- Problem description
State how many lines of the listing below include the word "våra". Give only the number.

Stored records
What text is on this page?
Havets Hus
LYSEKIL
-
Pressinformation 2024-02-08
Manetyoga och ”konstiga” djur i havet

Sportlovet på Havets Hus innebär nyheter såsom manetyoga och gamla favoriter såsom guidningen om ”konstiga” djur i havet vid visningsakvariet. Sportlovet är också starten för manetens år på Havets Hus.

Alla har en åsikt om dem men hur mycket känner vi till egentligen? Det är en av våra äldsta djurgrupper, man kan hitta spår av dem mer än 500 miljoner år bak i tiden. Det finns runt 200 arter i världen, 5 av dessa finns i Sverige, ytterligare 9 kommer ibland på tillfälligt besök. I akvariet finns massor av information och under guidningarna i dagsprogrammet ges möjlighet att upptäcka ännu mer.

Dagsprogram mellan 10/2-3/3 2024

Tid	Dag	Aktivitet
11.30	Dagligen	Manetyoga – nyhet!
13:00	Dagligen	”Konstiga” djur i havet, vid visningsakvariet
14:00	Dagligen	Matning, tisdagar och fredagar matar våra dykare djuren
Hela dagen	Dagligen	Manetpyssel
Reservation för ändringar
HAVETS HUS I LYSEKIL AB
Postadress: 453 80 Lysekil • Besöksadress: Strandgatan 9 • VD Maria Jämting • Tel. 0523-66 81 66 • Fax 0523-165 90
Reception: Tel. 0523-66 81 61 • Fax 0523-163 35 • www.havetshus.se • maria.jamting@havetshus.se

- The output
2